** BEGIN **

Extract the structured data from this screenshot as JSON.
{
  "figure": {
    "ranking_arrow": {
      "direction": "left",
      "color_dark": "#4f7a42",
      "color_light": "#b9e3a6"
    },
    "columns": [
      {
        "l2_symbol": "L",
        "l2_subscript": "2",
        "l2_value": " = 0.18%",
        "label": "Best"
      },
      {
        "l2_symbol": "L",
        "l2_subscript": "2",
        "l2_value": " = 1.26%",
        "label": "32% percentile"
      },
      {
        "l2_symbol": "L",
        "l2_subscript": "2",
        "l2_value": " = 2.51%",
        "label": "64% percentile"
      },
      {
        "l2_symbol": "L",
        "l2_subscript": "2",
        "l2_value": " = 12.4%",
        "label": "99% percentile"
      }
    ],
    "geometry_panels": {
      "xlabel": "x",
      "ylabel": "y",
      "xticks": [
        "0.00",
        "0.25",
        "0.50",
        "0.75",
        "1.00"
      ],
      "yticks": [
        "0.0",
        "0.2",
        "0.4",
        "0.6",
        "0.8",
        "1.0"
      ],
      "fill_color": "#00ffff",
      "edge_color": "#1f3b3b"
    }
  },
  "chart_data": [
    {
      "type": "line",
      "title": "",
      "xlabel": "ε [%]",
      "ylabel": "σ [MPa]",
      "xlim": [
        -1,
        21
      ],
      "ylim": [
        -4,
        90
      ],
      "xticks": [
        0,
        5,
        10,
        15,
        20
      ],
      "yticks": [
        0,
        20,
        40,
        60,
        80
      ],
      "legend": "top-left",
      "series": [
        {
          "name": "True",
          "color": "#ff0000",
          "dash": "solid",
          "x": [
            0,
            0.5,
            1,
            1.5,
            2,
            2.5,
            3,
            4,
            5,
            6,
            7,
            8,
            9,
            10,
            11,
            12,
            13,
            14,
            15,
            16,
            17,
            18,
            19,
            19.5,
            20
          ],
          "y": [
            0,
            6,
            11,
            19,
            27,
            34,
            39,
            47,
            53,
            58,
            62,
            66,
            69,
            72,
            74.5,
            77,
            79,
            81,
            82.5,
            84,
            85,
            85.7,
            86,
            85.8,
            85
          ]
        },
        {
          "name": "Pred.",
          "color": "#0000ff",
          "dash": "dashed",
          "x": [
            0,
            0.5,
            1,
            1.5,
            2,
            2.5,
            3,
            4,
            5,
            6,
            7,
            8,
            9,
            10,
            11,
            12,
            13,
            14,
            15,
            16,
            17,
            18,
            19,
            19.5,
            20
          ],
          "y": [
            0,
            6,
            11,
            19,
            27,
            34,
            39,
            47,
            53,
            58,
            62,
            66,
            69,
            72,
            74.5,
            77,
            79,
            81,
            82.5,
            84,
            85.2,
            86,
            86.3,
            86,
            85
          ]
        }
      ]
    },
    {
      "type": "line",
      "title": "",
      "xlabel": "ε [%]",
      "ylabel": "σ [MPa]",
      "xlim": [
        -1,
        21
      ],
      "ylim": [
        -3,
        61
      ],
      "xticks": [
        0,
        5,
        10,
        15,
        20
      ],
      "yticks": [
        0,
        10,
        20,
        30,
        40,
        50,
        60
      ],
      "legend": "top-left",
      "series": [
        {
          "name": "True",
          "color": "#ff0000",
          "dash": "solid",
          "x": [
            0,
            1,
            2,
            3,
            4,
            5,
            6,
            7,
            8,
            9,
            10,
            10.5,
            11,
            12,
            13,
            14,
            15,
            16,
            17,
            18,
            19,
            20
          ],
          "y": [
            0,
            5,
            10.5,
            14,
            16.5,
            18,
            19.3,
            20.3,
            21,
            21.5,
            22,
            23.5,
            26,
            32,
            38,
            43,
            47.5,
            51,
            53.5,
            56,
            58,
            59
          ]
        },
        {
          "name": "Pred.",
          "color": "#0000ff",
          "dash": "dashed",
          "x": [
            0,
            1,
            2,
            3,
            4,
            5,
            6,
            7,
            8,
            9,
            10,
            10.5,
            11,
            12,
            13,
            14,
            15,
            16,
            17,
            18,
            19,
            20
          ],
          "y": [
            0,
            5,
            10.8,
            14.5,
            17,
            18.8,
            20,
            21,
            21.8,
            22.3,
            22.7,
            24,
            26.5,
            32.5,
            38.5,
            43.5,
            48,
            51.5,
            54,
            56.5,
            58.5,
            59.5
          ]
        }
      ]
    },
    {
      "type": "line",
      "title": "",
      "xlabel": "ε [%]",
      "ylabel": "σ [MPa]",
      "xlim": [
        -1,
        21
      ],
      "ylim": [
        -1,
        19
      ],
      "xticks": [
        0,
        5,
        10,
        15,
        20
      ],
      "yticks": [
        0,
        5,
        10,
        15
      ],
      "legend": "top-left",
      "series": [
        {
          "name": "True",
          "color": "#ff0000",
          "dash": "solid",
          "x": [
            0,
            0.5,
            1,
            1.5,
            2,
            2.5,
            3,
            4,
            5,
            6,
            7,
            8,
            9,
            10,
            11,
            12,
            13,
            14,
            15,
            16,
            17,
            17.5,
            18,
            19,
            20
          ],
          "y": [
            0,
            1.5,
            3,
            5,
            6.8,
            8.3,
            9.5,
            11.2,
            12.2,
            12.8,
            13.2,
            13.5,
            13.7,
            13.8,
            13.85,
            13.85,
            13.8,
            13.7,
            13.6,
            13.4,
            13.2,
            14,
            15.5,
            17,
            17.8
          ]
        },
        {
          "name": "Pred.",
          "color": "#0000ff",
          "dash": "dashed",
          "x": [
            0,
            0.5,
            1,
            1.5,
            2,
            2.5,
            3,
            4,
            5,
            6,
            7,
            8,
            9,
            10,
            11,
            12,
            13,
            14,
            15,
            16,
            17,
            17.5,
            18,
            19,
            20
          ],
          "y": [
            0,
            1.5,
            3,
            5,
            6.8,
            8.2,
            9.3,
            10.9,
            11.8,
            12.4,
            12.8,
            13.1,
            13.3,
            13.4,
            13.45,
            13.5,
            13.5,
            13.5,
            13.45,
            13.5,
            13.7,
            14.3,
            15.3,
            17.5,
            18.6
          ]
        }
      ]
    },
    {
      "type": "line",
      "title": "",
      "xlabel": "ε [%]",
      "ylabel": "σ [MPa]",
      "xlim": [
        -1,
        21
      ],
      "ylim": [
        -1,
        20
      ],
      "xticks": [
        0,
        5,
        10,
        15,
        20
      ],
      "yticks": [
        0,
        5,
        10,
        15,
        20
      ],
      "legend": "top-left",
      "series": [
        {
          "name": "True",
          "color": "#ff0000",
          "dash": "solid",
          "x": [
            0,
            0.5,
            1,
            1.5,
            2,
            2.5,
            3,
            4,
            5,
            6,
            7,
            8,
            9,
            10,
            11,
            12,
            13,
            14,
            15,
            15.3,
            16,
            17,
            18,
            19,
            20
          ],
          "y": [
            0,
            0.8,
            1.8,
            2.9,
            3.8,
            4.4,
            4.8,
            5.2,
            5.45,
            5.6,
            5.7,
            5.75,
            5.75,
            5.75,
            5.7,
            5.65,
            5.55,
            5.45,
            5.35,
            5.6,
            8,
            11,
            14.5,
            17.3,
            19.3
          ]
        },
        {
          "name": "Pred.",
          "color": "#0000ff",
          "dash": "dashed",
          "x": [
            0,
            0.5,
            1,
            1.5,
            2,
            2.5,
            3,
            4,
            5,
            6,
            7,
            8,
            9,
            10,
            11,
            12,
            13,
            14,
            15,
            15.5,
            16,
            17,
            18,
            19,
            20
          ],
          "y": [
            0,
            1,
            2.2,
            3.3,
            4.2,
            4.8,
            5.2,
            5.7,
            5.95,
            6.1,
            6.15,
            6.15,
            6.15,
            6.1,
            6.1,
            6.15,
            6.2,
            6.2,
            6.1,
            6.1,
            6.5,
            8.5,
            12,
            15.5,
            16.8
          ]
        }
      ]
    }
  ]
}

** END **

» Aim:
From the data above, copy out every line with the string "percentile" in it.

» Complete output:
        "label": "32% percentile"
        "label": "64% percentile"
        "label": "99% percentile"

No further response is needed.